Dataset listings of figures:
┏━━

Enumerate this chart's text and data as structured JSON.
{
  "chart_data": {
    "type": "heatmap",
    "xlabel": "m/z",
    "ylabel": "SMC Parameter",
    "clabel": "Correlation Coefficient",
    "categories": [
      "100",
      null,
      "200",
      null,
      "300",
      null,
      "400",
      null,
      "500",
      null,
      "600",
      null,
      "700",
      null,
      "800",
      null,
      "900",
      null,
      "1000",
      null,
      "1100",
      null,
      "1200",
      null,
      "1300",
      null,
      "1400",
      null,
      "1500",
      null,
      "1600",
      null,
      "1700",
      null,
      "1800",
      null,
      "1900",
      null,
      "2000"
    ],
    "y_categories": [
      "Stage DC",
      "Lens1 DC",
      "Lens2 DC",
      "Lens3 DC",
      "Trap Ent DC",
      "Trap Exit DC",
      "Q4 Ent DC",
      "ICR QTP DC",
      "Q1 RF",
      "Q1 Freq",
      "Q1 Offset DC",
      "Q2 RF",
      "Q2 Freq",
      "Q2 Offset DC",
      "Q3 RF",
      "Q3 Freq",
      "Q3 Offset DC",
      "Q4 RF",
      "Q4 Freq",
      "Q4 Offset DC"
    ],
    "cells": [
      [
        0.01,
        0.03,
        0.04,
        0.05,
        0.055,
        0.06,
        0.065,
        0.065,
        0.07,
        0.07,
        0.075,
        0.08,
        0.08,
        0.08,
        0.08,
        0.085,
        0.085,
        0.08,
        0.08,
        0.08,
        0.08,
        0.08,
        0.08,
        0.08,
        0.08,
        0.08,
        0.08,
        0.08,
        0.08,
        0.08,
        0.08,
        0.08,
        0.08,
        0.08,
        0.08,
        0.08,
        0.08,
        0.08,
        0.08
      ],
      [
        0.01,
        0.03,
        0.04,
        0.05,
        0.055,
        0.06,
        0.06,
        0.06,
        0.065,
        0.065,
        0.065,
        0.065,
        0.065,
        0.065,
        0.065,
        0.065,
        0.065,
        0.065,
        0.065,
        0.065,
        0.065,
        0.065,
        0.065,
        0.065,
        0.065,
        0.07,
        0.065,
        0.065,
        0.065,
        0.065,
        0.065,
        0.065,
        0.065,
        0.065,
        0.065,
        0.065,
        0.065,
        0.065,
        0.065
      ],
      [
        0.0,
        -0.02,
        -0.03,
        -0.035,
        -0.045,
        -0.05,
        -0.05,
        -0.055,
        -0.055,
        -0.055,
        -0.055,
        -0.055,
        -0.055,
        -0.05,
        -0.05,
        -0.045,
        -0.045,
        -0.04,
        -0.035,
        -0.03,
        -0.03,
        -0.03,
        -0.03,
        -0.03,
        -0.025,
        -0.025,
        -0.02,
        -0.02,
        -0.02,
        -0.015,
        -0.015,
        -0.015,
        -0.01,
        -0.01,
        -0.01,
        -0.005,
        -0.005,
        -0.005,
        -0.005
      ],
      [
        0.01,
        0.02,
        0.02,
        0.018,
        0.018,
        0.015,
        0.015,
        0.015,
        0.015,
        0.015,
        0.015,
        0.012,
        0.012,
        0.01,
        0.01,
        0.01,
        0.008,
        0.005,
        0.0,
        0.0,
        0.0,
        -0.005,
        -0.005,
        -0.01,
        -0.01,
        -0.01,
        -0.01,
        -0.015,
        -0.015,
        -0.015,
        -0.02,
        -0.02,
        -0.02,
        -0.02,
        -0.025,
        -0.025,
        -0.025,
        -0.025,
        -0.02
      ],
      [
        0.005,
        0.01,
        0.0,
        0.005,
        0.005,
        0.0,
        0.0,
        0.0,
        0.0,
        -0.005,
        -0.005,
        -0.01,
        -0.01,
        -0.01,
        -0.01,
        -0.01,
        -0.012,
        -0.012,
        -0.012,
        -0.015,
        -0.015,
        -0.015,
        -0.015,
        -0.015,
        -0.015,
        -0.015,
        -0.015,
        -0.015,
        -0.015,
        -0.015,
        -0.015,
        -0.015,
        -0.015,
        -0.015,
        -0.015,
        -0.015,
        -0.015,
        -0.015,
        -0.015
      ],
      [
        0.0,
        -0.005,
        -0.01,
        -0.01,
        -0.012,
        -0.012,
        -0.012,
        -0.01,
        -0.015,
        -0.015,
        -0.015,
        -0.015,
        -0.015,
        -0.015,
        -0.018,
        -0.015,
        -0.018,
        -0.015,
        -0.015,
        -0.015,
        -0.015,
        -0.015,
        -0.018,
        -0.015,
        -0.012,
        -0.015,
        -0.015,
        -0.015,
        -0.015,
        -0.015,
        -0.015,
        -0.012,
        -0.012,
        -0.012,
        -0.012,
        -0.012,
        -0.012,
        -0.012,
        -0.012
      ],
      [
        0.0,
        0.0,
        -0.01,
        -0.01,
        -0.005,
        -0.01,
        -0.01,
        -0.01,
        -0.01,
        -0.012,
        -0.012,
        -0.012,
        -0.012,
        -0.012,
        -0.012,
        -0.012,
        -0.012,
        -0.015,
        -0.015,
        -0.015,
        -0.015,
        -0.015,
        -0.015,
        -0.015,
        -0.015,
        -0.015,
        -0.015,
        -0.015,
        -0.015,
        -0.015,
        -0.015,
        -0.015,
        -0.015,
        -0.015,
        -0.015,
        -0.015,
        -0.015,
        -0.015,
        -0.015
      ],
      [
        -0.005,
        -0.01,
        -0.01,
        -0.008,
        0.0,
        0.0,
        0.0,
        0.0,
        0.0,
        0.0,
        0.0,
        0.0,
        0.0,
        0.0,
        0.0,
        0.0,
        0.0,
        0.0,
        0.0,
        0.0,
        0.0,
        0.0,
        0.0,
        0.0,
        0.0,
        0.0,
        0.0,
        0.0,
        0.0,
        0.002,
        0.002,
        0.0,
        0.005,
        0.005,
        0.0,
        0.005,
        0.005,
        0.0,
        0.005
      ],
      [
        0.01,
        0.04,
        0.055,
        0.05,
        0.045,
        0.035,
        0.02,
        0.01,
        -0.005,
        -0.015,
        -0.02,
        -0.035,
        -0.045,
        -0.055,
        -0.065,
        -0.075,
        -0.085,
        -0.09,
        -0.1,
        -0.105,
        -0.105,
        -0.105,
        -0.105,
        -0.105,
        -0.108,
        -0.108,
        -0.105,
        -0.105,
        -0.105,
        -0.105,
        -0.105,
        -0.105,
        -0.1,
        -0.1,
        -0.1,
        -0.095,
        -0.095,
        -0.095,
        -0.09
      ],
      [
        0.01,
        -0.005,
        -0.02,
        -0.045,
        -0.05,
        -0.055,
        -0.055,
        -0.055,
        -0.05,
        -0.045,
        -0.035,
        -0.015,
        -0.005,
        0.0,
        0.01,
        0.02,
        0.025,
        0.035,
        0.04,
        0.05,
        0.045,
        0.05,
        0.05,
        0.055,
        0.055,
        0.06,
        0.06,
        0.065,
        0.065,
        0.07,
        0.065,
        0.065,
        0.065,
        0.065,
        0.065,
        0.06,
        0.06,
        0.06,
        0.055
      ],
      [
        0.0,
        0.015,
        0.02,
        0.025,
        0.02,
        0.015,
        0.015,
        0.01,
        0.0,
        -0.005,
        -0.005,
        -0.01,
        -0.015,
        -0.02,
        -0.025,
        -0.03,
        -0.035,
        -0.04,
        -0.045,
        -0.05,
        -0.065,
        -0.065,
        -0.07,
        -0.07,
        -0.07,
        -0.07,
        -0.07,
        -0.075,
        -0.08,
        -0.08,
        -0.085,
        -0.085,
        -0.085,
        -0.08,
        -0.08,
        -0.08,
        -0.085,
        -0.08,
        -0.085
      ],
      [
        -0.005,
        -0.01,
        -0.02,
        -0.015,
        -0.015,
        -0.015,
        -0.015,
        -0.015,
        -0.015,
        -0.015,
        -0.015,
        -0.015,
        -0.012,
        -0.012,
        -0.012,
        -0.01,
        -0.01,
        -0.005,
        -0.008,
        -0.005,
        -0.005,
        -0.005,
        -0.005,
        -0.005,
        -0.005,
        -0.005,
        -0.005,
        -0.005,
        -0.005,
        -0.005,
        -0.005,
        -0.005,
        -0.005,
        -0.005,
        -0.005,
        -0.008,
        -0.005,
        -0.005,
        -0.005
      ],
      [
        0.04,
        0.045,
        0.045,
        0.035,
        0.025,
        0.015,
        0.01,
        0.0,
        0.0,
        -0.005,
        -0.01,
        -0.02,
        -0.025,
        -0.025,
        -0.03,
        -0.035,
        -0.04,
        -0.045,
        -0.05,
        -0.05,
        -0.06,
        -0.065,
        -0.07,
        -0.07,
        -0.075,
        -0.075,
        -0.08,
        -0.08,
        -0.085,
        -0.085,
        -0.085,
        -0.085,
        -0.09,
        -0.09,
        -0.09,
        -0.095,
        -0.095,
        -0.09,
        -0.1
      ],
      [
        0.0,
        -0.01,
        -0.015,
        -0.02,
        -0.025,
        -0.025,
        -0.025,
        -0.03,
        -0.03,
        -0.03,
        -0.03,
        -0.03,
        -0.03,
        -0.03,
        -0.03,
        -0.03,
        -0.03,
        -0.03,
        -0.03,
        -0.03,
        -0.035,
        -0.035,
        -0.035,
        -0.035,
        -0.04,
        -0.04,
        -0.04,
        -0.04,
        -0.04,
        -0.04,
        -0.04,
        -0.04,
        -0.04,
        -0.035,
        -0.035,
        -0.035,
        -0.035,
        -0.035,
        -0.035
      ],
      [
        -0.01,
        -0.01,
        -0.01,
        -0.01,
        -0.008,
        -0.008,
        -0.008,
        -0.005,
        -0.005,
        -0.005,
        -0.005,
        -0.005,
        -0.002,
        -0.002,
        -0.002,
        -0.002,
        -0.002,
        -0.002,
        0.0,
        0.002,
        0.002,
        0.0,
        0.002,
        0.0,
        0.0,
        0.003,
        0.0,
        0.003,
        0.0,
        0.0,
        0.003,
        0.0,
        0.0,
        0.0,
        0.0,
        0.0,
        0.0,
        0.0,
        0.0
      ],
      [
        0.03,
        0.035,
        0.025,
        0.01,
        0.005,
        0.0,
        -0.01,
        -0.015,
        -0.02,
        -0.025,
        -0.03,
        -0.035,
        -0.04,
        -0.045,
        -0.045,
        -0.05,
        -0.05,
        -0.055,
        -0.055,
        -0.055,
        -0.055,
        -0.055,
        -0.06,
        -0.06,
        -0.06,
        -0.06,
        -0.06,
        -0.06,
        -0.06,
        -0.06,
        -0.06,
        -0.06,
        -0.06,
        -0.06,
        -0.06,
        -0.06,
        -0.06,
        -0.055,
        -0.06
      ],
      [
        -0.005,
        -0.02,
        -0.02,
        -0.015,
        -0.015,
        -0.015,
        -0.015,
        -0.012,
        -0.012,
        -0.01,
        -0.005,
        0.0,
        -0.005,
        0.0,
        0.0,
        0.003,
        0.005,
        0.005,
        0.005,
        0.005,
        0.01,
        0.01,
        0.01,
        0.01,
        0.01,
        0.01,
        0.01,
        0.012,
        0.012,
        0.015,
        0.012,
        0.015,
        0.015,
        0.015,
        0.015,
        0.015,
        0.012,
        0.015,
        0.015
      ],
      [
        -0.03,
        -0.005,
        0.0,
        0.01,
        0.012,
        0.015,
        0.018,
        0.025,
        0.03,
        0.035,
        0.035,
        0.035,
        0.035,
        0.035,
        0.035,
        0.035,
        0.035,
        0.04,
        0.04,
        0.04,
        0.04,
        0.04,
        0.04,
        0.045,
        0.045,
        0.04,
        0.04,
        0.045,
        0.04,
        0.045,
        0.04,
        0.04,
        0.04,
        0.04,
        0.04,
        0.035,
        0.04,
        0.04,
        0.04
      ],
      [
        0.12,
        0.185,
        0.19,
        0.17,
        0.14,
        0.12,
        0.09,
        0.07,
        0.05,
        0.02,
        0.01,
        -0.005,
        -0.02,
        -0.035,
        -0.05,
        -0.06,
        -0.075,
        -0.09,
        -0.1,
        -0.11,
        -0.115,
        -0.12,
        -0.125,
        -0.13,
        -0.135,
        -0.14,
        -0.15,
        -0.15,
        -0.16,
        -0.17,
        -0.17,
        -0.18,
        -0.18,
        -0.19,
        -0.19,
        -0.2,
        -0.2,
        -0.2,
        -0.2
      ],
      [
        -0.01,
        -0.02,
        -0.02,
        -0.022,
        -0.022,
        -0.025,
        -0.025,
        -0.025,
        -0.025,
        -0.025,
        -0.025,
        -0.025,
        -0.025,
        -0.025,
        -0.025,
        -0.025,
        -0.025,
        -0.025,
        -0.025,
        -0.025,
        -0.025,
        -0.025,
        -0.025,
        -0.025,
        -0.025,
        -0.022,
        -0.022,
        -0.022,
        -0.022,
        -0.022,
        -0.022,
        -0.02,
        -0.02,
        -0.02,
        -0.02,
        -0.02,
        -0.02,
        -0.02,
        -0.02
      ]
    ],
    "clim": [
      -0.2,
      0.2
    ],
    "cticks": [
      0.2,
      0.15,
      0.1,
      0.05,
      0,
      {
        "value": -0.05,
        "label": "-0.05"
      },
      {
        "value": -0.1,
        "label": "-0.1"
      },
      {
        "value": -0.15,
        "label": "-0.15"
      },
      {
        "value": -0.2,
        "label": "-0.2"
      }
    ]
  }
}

┗━━

Task details
State the count of lines that contain the string "Offset". Nothing else is needed.

Output for this task
4